** Data excerpts **
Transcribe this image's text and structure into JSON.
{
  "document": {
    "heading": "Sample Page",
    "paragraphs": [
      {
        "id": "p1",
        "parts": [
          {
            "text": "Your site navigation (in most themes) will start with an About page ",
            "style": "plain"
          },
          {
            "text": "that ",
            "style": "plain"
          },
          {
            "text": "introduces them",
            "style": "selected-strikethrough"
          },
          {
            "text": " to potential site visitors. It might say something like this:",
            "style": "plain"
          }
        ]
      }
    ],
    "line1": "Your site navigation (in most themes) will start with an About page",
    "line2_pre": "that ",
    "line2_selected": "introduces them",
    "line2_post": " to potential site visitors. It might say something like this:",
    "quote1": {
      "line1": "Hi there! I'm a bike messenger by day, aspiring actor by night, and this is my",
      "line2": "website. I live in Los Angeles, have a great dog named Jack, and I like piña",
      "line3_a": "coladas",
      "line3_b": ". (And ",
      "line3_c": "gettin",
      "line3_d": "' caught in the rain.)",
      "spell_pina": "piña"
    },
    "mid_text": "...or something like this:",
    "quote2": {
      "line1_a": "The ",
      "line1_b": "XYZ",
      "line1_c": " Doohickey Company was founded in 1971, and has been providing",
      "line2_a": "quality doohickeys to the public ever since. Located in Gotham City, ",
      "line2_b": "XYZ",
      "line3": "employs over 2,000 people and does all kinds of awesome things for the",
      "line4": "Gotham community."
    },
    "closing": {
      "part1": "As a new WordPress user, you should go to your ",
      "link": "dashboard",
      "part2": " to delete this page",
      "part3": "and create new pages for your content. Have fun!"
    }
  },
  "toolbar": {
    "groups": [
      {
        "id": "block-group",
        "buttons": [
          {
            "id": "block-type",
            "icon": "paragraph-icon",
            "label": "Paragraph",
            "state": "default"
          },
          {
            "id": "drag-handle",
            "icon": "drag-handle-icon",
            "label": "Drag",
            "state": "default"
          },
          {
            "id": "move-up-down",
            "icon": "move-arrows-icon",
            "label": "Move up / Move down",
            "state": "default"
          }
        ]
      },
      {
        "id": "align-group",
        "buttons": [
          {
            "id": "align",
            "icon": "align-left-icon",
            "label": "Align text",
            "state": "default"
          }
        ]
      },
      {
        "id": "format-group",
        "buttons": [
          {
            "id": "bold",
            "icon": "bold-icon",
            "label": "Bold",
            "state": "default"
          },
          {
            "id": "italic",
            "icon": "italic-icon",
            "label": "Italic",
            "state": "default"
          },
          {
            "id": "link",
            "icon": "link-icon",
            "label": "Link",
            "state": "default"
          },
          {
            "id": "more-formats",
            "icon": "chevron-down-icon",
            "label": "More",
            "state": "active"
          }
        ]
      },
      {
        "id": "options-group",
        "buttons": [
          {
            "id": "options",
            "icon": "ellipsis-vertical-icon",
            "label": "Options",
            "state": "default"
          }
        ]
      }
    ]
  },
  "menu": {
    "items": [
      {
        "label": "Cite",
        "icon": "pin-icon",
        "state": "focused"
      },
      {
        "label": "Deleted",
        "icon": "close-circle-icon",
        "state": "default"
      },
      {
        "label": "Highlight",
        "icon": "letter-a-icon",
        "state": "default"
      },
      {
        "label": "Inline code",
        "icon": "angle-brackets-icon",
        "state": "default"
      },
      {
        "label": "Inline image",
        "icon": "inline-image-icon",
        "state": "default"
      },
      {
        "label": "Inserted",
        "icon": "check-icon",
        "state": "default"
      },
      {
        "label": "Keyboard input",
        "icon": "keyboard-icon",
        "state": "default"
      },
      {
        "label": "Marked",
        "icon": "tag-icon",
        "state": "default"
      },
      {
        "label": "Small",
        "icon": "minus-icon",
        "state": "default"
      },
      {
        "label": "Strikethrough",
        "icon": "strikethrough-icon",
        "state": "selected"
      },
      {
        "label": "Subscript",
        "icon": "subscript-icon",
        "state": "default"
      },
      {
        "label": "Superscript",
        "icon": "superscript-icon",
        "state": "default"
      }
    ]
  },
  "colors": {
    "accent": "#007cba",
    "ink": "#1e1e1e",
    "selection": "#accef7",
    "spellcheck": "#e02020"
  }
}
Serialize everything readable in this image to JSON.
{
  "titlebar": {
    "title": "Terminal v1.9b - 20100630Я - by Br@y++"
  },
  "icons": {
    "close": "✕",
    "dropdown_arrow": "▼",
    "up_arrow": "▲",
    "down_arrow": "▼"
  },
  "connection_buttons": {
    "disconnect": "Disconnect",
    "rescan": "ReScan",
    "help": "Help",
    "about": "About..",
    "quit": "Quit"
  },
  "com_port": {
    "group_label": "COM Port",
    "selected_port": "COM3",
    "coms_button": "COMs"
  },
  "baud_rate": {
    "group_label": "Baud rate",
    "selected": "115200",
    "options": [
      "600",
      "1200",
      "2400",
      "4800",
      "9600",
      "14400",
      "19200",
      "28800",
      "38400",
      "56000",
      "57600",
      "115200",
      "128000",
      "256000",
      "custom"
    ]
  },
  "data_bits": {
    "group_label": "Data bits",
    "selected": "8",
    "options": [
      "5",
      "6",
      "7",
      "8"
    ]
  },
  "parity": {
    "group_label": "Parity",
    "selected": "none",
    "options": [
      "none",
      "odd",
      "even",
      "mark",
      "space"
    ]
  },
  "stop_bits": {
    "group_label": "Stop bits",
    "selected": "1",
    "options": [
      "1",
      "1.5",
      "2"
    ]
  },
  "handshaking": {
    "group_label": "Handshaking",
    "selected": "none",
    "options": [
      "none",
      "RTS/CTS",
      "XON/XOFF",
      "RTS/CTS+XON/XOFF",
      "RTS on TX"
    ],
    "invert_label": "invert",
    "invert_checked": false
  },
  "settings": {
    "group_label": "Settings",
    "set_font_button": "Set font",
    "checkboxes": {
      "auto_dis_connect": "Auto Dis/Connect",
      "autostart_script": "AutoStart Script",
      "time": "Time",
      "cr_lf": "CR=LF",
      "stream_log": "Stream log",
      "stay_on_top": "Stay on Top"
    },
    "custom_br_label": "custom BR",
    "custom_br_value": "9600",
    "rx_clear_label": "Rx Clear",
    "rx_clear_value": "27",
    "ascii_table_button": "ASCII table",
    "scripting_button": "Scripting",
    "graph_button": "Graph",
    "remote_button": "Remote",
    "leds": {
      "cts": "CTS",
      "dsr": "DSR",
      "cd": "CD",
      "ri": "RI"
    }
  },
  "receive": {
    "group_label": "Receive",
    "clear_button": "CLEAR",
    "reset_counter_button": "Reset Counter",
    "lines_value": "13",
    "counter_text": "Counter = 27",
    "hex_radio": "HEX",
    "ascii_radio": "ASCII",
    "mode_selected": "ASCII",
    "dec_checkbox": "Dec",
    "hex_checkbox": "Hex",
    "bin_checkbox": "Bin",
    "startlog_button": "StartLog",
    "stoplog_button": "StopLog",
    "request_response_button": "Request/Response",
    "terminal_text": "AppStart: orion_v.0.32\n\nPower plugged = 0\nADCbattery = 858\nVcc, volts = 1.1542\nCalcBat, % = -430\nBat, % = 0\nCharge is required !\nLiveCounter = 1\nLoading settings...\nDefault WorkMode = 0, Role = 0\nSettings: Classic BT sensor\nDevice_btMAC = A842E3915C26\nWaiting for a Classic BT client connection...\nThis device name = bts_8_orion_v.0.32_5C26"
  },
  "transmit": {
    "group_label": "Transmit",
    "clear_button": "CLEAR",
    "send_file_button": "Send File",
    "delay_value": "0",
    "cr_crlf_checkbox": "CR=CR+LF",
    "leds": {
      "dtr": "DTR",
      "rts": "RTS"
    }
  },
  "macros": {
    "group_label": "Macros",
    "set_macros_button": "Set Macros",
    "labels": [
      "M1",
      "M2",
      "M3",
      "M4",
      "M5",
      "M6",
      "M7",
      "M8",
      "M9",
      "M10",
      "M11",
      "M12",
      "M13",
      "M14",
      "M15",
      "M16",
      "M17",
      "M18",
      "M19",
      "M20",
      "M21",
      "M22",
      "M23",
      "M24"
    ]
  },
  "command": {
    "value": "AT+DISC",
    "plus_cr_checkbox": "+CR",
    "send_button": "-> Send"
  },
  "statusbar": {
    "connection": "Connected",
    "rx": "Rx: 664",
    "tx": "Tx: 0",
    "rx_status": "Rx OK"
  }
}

** Task to complete **
Collect the lines of the records that include the string "ASCII".

** Correct response **
    "ascii_table_button": "ASCII table",
    "ascii_radio": "ASCII",
    "mode_selected": "ASCII",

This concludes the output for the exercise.